THE EXERCISE: How many of these lines hold the string "subtitle"? Answer with the number only.

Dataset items
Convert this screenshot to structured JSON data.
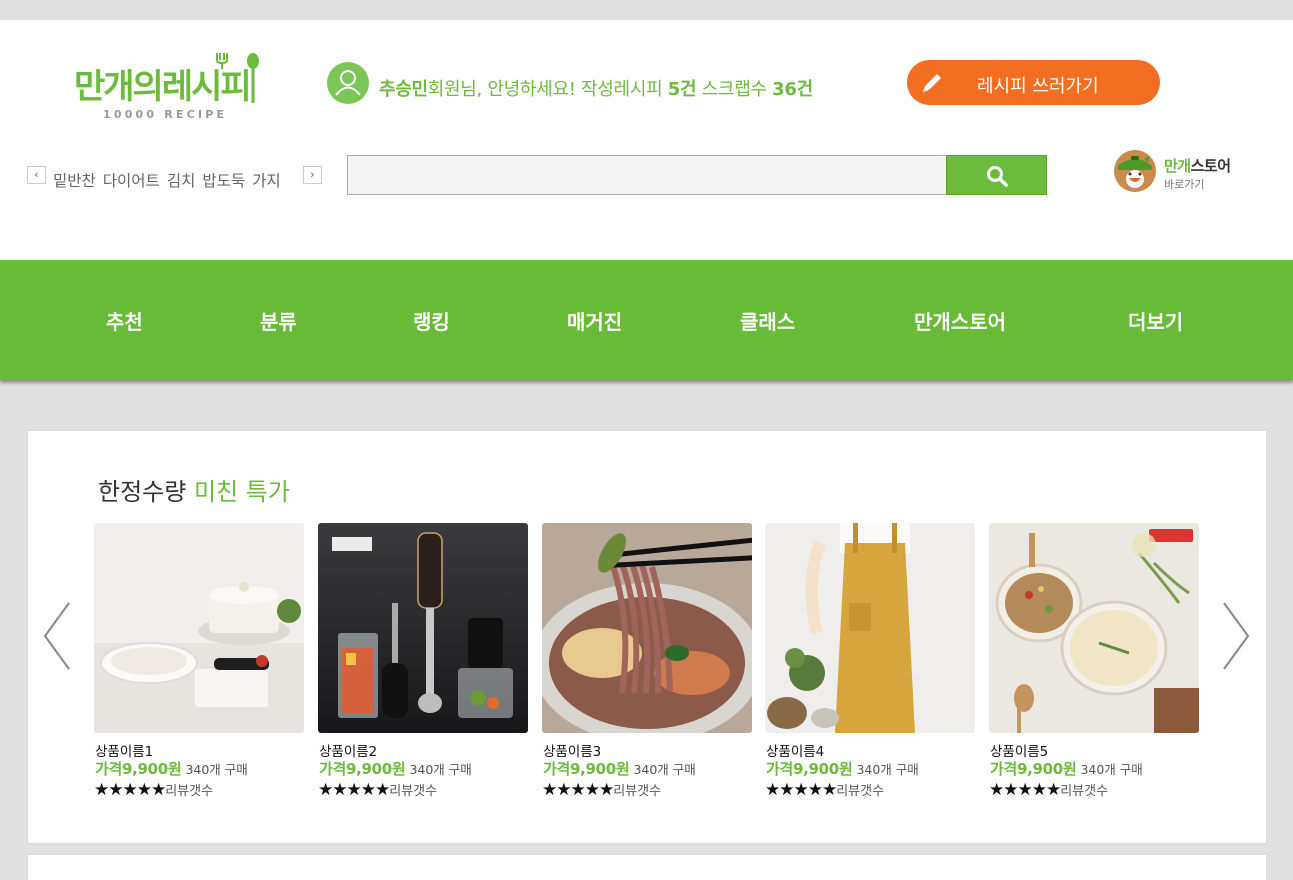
{
  "header": {
    "logo": {
      "text": "만개의레시피",
      "subtitle": "10000 RECIPE"
    },
    "user": {
      "name": "추승민",
      "greeting": "회원님, 안녕하세요! 작성레시피 ",
      "recipe_count": "5건",
      "scrap_label": " 스크랩수 ",
      "scrap_count": "36건"
    },
    "write_button": "레시피 쓰러가기",
    "keywords": [
      "밑반찬",
      "다이어트",
      "김치",
      "밥도둑",
      "가지"
    ],
    "search": {
      "placeholder": "",
      "value": ""
    },
    "store": {
      "title_green": "만개",
      "title_dark": "스토어",
      "subtitle": "바로가기"
    }
  },
  "nav": {
    "items": [
      "추천",
      "분류",
      "랭킹",
      "매거진",
      "클래스",
      "만개스토어",
      "더보기"
    ]
  },
  "deals": {
    "title_plain": "한정수량 ",
    "title_highlight": "미친 특가",
    "products": [
      {
        "name": "상품이름1",
        "price": "가격9,900원",
        "buy": "340개 구매",
        "stars": "★★★★★",
        "review": "리뷰갯수"
      },
      {
        "name": "상품이름2",
        "price": "가격9,900원",
        "buy": "340개 구매",
        "stars": "★★★★★",
        "review": "리뷰갯수"
      },
      {
        "name": "상품이름3",
        "price": "가격9,900원",
        "buy": "340개 구매",
        "stars": "★★★★★",
        "review": "리뷰갯수"
      },
      {
        "name": "상품이름4",
        "price": "가격9,900원",
        "buy": "340개 구매",
        "stars": "★★★★★",
        "review": "리뷰갯수"
      },
      {
        "name": "상품이름5",
        "price": "가격9,900원",
        "buy": "340개 구매",
        "stars": "★★★★★",
        "review": "리뷰갯수"
      }
    ]
  },
  "colors": {
    "brand_green": "#6cbb3c",
    "nav_green": "#67bb36",
    "accent_orange": "#f26f22"
  }
}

THE ANSWER: 2